- Activity: Continue the report below on skin toxicities from BRAF and MEK inhibitor treatment for melanoma, starting after its last sentence.

- Excerpted text:
1Dermatology Department, 5Oncology Service and 6Pathology Department, Melanoma Unit, Hospital Clinic & IDIBAPS (Institut d’Investigacions Bio-mèdiques August Pi i Sunyer), Villarroel 170, ES-08036 Barcelona, Spain, 2Dermatology Department, Nam?k Kemal University Faculty of Medicine, Tekirdag, Turkey, 3CIBER de Enfermedades raras, Instituto de salud Carlos III, 4Universitat de Barcelona, Barcelona, Spain. E-mail: susipuig@gmail.com
Accepted Jun 15, 2016; Epub ahead of print Jun 28, 2016
Activated BRAF mutations affecting the mitogen-activated protein kinases (MAPK) pathway are present in 50% of metastatic melanomas. Targeted therapies have been developed to block such mutations (1, 2). There is a risk of other components of the MAPK signalling pathway, such as MEK, being reactivated after the use of BRAF inhibitors (3–5). Given the evidence of drug resistance and side-effects of BRAF inhibitors, combined treatments with BRAF and MEK inhibitors are being tested in clinical trials for metastatic melanoma. Trametinib is one of these MEK inhibitors. Skin toxicities from BRAF inhibitors, such as photosensitivity, palmoplantar keratoderma (PPK) and keratosis pilaris (KP), have been reported (4, 6–11). Also, non-melanoma skin cancers (NMSC) are considered one of the most significant side-effects (3, 11). We report here the profile of skin toxicities from vemurafenib, dabrafenib alone, or dabrafenib and trametinib combined treatment.

- Extracted information:
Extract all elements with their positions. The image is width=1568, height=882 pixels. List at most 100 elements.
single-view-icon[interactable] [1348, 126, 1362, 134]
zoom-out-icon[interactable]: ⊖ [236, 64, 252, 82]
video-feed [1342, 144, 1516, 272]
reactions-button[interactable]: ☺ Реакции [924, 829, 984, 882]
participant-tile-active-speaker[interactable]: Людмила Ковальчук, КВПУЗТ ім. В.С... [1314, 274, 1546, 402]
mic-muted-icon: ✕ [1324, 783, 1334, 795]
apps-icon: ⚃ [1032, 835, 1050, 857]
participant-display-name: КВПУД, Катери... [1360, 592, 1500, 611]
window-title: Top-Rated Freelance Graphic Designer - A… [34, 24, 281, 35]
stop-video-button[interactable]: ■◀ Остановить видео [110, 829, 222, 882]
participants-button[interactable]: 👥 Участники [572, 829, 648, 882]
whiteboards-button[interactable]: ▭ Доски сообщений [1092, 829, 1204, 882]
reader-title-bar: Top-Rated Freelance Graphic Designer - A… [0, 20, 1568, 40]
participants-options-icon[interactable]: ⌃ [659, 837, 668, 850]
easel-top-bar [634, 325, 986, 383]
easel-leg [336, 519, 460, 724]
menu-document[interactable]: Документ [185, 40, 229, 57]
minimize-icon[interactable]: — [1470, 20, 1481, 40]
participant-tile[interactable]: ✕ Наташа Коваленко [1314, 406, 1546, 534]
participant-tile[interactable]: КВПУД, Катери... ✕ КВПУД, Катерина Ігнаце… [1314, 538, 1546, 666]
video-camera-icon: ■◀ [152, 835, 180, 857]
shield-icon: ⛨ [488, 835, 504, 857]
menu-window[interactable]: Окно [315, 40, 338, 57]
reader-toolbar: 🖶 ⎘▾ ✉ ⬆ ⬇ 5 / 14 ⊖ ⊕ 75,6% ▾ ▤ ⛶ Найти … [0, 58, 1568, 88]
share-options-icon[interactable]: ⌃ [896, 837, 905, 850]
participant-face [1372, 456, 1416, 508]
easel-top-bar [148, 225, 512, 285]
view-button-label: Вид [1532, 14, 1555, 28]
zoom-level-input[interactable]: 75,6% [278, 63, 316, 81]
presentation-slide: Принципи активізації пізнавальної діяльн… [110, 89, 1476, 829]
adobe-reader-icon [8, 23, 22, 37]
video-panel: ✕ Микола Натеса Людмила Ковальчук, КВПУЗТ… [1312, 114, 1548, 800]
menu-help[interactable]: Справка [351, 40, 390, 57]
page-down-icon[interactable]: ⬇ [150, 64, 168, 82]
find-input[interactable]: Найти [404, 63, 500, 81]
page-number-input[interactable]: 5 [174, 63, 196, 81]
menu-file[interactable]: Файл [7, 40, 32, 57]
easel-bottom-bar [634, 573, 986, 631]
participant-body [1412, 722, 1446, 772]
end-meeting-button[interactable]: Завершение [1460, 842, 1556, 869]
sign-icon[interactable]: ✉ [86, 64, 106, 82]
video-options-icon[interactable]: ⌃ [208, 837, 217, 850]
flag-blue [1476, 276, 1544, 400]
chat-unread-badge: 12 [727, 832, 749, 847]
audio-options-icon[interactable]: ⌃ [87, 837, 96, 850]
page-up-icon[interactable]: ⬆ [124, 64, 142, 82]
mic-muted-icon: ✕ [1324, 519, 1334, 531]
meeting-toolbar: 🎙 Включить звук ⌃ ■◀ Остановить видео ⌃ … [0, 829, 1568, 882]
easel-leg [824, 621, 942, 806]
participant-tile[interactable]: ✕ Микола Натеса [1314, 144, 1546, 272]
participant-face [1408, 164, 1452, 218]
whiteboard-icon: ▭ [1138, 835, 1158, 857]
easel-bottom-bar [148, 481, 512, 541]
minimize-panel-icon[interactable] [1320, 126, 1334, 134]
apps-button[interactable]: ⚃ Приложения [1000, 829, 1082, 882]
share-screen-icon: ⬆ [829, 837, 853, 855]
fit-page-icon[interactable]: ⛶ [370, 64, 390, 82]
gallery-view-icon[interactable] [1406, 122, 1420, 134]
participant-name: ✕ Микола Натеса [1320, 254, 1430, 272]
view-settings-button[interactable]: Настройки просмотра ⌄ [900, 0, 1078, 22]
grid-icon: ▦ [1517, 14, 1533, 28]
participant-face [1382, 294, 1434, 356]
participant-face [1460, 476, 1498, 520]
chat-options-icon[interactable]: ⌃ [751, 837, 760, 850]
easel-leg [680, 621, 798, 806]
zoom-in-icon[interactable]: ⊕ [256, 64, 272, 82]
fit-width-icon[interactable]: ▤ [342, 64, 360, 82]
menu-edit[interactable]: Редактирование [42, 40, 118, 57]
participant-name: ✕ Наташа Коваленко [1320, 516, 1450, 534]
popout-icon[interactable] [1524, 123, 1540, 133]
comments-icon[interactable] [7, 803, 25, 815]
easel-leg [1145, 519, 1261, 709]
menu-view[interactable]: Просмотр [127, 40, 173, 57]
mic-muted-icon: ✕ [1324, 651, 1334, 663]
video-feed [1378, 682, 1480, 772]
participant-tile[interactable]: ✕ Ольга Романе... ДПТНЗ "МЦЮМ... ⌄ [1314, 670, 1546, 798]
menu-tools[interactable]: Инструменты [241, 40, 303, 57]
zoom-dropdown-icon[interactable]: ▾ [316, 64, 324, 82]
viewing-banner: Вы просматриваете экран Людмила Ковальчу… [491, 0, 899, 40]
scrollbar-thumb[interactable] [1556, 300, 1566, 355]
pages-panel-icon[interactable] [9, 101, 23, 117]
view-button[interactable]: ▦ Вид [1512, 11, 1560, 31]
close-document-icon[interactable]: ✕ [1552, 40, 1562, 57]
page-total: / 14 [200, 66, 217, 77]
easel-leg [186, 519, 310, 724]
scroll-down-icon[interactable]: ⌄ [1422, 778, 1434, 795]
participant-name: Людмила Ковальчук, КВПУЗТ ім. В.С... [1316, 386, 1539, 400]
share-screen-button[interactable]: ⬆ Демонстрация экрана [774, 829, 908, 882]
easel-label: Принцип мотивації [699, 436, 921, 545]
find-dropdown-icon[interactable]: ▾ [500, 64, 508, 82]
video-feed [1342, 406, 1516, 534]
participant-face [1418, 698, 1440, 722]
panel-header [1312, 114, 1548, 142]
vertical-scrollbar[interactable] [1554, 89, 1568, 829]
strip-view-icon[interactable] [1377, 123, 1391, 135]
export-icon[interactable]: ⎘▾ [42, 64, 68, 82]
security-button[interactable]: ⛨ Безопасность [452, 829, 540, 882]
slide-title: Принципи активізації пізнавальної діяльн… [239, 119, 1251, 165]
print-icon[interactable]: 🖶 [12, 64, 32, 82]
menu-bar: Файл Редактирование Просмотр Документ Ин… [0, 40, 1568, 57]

- Final answer:
A total of 59 patients (47 treated with only vemurafenib (71%) or dabrafenib (9%) and 12 with dabrafenib and trametinib in combination (20%)) were seen in the Hospital Clinic, Barcelona, Spain. All patients underwent dermatological evaluation at baseline and monthly during treatment, or whenever patients presented with a complaint. All skin toxicities, including squamous-proliferative, keratinizing, inflammatory, follicular/adnexal disorders, were evaluated clinically and/or histopatho-logically. Any patients presenting new melanocytic tumours or changes in their pre-existing naevi were excluded from the current study. The study was approved by the ethics committee and patients gave their written informed consent.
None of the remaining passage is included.